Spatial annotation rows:
□ □ □ □ □
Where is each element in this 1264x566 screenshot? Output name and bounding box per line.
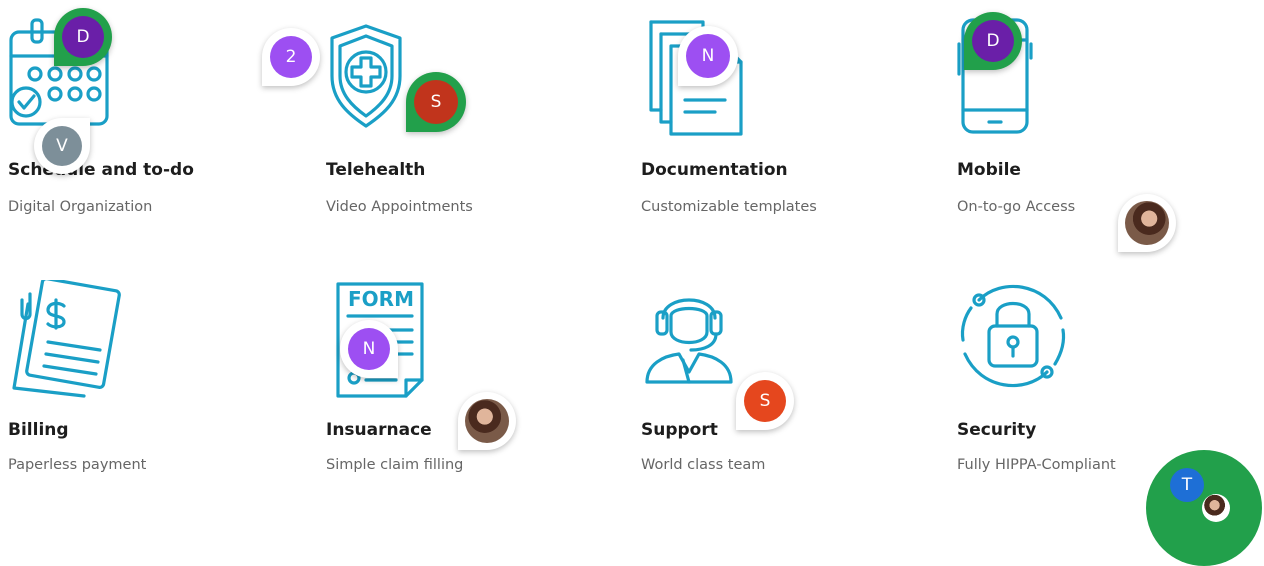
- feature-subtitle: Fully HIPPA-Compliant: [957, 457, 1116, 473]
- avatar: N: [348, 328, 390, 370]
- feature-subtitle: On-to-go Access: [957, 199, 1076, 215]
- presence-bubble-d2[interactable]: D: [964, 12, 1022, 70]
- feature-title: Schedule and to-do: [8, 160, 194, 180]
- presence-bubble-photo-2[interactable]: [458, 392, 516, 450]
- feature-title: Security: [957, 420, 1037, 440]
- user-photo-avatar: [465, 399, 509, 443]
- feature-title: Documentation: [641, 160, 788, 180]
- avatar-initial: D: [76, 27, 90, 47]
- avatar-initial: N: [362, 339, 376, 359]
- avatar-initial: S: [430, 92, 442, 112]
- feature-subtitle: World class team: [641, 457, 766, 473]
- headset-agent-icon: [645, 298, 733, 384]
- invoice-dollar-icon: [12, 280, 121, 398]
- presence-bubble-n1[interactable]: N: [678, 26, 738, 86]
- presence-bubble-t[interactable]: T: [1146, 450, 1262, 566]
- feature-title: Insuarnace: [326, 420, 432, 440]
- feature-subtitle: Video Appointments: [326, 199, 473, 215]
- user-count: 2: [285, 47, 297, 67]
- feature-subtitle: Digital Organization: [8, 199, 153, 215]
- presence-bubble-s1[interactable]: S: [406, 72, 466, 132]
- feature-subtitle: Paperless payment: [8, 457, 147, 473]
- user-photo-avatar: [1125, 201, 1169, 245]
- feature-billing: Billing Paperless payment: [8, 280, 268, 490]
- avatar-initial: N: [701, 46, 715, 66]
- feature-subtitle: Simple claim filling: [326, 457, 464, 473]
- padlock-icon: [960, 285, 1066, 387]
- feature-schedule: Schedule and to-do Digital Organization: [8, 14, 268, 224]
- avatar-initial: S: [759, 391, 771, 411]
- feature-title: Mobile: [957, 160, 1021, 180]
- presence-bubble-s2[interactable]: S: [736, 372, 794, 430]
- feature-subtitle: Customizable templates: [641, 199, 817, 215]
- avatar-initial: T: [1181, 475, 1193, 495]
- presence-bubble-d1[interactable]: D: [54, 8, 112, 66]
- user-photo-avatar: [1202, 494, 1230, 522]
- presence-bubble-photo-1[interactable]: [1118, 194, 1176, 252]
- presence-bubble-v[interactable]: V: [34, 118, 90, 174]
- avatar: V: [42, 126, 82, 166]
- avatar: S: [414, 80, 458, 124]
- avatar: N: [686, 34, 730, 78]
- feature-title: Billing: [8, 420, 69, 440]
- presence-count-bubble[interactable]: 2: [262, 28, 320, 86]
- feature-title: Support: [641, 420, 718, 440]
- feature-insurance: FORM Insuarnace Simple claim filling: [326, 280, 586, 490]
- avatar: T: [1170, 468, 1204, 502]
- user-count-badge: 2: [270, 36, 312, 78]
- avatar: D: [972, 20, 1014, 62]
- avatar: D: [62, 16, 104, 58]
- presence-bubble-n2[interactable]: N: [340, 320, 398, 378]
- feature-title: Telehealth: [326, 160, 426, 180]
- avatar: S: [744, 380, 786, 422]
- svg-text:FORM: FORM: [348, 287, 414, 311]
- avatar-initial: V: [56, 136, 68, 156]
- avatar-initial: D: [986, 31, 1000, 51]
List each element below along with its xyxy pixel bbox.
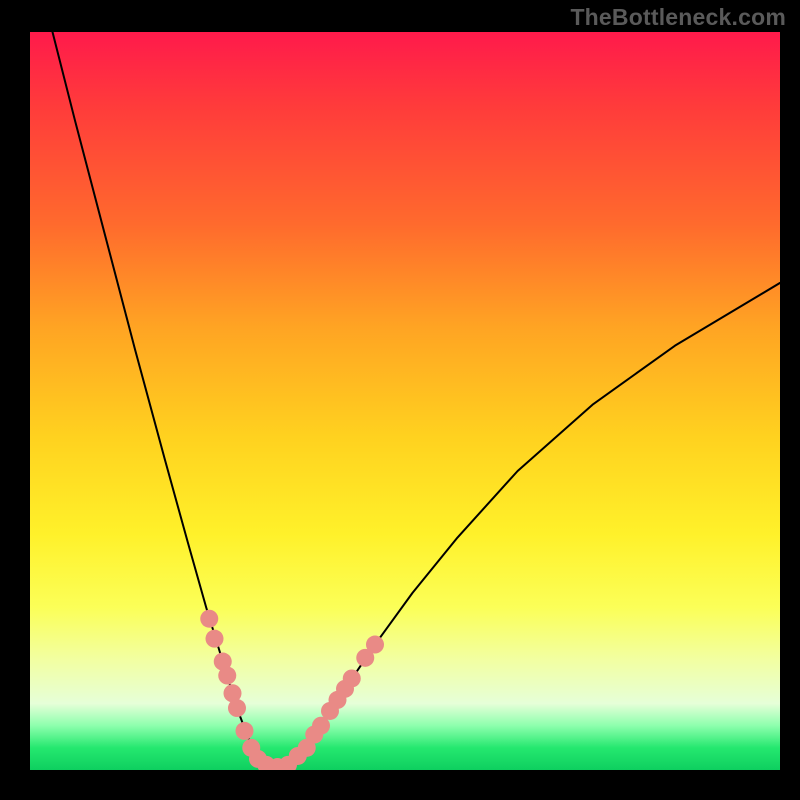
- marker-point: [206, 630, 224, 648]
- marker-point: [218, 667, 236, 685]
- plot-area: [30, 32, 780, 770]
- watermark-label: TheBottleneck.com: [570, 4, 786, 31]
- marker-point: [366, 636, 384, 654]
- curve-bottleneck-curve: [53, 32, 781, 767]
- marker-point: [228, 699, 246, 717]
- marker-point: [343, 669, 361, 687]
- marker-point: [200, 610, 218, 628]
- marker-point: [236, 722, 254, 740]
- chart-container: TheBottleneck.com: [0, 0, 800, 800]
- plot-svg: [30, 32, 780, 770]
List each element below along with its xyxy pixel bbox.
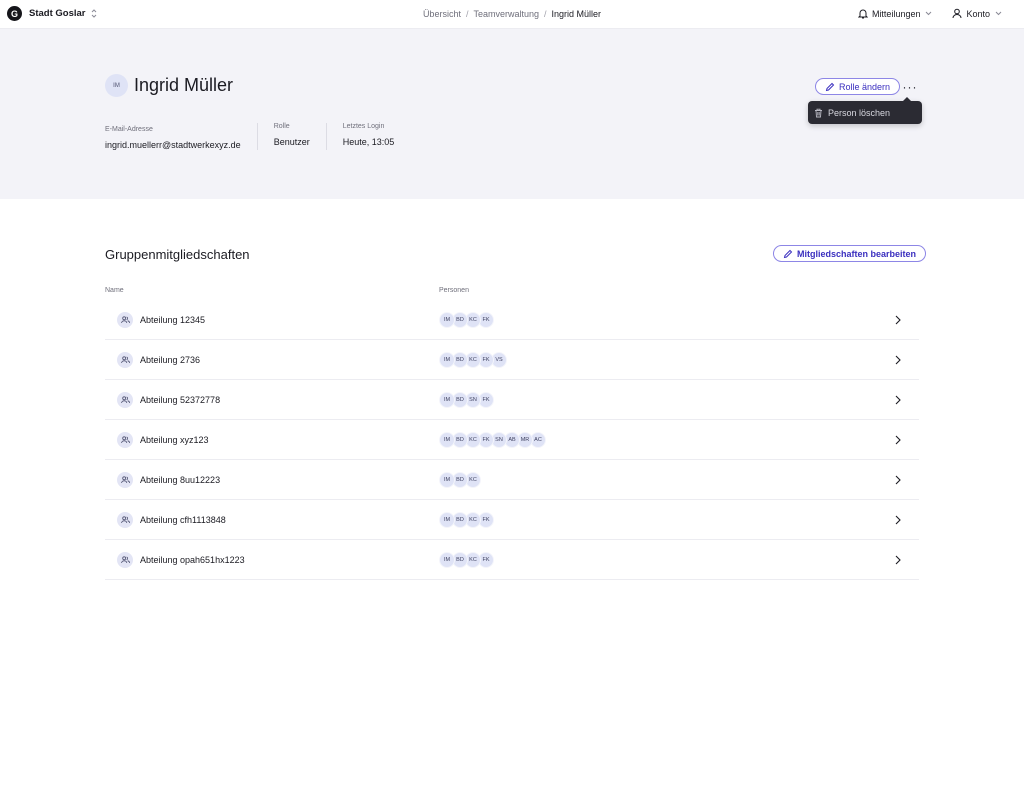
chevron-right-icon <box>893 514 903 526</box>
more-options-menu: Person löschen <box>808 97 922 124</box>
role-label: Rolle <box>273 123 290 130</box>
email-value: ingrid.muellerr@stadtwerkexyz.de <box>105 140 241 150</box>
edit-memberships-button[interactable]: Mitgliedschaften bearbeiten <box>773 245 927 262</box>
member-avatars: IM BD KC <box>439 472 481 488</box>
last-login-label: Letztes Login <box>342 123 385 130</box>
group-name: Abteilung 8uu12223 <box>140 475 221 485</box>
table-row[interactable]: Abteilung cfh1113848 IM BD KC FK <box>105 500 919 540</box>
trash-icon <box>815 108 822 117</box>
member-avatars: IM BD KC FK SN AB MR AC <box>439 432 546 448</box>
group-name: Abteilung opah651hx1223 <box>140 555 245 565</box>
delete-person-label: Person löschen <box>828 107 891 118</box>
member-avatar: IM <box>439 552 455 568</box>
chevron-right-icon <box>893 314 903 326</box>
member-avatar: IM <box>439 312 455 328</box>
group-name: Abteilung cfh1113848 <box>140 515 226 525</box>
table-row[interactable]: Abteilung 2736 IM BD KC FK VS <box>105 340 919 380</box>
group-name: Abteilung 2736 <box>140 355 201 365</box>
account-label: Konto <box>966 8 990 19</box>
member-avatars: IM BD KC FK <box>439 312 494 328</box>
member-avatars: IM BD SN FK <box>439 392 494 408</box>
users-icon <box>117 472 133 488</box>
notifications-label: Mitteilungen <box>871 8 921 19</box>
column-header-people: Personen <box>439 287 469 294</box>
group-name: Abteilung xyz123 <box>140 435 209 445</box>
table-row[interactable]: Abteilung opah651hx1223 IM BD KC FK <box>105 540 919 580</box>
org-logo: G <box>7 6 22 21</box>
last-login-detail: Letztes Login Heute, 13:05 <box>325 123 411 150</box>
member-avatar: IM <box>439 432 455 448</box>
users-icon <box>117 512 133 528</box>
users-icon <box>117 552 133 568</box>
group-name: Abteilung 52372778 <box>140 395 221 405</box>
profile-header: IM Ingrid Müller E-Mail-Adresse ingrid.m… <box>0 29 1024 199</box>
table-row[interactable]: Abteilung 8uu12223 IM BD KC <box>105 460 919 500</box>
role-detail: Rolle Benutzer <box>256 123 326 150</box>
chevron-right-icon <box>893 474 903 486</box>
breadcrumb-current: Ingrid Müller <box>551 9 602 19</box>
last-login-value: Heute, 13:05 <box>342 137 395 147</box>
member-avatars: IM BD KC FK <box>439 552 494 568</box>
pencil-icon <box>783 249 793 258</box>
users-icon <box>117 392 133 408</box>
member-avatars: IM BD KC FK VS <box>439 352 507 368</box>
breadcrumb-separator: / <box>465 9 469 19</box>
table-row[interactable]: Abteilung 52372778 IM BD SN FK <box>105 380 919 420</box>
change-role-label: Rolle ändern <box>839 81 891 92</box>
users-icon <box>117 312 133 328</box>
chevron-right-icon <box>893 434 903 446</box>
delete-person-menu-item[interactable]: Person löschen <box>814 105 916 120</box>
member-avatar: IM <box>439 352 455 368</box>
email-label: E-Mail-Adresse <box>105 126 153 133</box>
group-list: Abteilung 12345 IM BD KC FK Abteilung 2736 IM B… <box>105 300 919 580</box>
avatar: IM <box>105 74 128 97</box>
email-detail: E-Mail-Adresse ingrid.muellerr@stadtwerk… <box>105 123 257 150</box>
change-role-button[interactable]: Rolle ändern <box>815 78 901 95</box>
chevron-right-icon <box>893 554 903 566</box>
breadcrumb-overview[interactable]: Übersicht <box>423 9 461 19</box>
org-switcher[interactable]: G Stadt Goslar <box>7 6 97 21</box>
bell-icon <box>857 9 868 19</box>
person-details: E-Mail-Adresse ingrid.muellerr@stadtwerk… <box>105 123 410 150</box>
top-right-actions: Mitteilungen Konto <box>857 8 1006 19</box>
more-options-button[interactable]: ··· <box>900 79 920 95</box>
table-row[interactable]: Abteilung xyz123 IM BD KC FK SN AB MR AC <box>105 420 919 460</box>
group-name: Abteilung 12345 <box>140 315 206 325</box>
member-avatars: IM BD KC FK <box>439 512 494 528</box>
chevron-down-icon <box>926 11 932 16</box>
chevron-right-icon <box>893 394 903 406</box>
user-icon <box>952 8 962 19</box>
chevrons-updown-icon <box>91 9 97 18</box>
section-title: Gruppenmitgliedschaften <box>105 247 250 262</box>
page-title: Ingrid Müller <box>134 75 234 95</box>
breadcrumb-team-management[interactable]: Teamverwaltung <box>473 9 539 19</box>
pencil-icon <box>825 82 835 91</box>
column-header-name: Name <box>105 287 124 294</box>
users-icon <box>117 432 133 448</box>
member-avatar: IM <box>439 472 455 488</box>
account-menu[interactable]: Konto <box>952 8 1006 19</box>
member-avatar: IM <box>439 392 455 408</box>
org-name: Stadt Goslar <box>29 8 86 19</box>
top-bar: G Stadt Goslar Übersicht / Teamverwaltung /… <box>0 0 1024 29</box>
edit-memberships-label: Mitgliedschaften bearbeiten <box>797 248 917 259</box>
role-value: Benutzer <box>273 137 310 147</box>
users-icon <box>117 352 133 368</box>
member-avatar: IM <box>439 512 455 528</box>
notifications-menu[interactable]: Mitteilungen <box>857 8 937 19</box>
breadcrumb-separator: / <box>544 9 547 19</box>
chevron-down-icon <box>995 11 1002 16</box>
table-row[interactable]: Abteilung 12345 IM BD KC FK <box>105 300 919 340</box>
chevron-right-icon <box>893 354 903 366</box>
□ □ □ □ □
PROBLEM TO SOLVE: Copy the rows above word for word, from the line with "chevron-right-icon <box>893 514 903 526</box>" through the line with "member-avatars: IM BD KC FK <box>439 552", including both of those lines.

SOLUTION FOR THIS TASK:
chevron-right-icon <box>893 514 903 526</box>
more-options-menu: Person löschen <box>808 97 922 124</box>
role-label: Rolle <box>273 123 290 130</box>
email-value: ingrid.muellerr@stadtwerkexyz.de <box>105 140 241 150</box>
edit-memberships-button[interactable]: Mitgliedschaften bearbeiten <box>773 245 927 262</box>
member-avatars: IM BD KC <box>439 472 481 488</box>
last-login-label: Letztes Login <box>342 123 385 130</box>
group-name: Abteilung 8uu12223 <box>140 475 221 485</box>
table-row[interactable]: Abteilung cfh1113848 IM BD KC FK <box>105 500 919 540</box>
trash-icon <box>815 108 822 117</box>
member-avatars: IM BD KC FK SN AB MR AC <box>439 432 546 448</box>
group-name: Abteilung opah651hx1223 <box>140 555 245 565</box>
delete-person-label: Person löschen <box>828 107 891 118</box>
member-avatar: IM <box>439 552 455 568</box>
chevron-right-icon <box>893 314 903 326</box>
member-avatar: IM <box>439 312 455 328</box>
group-name: Abteilung cfh1113848 <box>140 515 226 525</box>
table-row[interactable]: Abteilung 2736 IM BD KC FK VS <box>105 340 919 380</box>
group-name: Abteilung 2736 <box>140 355 201 365</box>
account-label: Konto <box>966 8 990 19</box>
member-avatars: IM BD KC FK <box>439 312 494 328</box>
member-avatars: IM BD SN FK <box>439 392 494 408</box>
users-icon <box>117 472 133 488</box>
notifications-label: Mitteilungen <box>871 8 921 19</box>
column-header-people: Personen <box>439 287 469 294</box>
group-name: Abteilung xyz123 <box>140 435 209 445</box>
table-row[interactable]: Abteilung opah651hx1223 IM BD KC FK <box>105 540 919 580</box>
org-logo: G <box>7 6 22 21</box>
last-login-detail: Letztes Login Heute, 13:05 <box>325 123 411 150</box>
member-avatar: IM <box>439 432 455 448</box>
users-icon <box>117 512 133 528</box>
users-icon <box>117 552 133 568</box>
group-name: Abteilung 52372778 <box>140 395 221 405</box>
profile-header: IM Ingrid Müller E-Mail-Adresse ingrid.m… <box>0 29 1024 199</box>
table-row[interactable]: Abteilung 8uu12223 IM BD KC <box>105 460 919 500</box>
role-detail: Rolle Benutzer <box>256 123 326 150</box>
chevron-right-icon <box>893 474 903 486</box>
breadcrumb-current: Ingrid Müller <box>551 9 602 19</box>
last-login-value: Heute, 13:05 <box>342 137 395 147</box>
member-avatars: IM BD KC FK <box>439 552 494 568</box>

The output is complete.